• _EXERCISE BRIEF_: Please find all lines in the data that hold the string "subtitle" and copy them.

★ ★ ★ ★

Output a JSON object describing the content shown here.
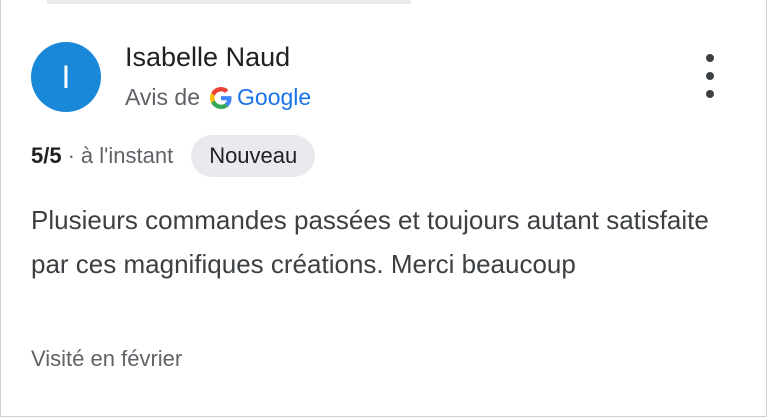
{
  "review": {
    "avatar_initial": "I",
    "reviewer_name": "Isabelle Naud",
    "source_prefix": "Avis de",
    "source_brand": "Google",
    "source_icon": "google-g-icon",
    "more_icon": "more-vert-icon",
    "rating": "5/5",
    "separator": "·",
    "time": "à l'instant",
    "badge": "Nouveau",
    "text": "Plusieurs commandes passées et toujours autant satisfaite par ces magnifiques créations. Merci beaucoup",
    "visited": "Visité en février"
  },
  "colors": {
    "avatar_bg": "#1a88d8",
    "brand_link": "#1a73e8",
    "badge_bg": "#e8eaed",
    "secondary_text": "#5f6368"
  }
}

★ ★ ★ ★

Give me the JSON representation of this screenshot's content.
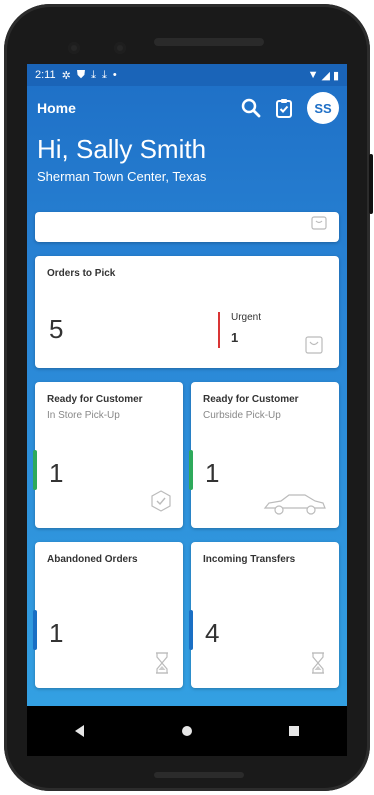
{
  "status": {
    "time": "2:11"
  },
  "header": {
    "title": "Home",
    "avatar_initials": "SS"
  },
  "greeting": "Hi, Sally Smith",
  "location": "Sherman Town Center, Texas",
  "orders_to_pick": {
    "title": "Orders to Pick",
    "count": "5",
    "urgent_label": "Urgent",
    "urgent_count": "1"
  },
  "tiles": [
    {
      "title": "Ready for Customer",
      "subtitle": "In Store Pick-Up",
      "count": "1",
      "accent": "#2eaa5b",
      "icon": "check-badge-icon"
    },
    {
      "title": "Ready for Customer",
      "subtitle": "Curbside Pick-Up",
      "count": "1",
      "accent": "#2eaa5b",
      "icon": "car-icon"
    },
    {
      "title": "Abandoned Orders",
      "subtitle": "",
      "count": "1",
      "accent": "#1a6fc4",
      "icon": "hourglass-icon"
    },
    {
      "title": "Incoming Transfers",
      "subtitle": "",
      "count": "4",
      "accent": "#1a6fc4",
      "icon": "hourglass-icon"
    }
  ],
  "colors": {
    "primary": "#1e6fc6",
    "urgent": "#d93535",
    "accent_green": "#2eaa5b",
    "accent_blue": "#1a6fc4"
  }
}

★ ★ ★ ★

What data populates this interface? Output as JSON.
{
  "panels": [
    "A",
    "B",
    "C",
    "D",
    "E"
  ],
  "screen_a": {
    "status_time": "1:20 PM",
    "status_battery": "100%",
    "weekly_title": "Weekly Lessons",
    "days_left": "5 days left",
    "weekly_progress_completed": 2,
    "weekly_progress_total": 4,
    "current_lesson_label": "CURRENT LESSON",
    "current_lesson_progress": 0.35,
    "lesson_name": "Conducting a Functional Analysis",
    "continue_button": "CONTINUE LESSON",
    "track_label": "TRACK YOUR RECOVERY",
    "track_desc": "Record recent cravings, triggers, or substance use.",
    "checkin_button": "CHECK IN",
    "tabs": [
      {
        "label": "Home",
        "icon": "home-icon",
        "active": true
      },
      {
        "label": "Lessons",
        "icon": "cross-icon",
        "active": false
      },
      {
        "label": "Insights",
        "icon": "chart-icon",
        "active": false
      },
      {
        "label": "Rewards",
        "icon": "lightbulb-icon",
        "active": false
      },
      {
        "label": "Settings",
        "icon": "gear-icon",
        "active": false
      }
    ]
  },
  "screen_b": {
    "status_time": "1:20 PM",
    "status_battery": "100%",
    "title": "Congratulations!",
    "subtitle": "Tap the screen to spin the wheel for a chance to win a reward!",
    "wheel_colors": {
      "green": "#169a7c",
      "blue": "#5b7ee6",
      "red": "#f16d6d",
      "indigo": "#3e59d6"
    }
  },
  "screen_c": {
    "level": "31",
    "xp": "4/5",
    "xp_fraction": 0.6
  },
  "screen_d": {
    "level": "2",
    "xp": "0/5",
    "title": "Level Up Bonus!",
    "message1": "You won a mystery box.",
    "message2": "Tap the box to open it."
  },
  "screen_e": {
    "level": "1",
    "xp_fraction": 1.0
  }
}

★ ★ ★ ★

• _SOLUTION TO THIS PROBLEM_:
      "subtitle": "In Store Pick-Up",
      "subtitle": "Curbside Pick-Up",
      "subtitle": "",
      "subtitle": "",
    "subtitle": "Tap the screen to spin the wheel for a chance to win a reward!",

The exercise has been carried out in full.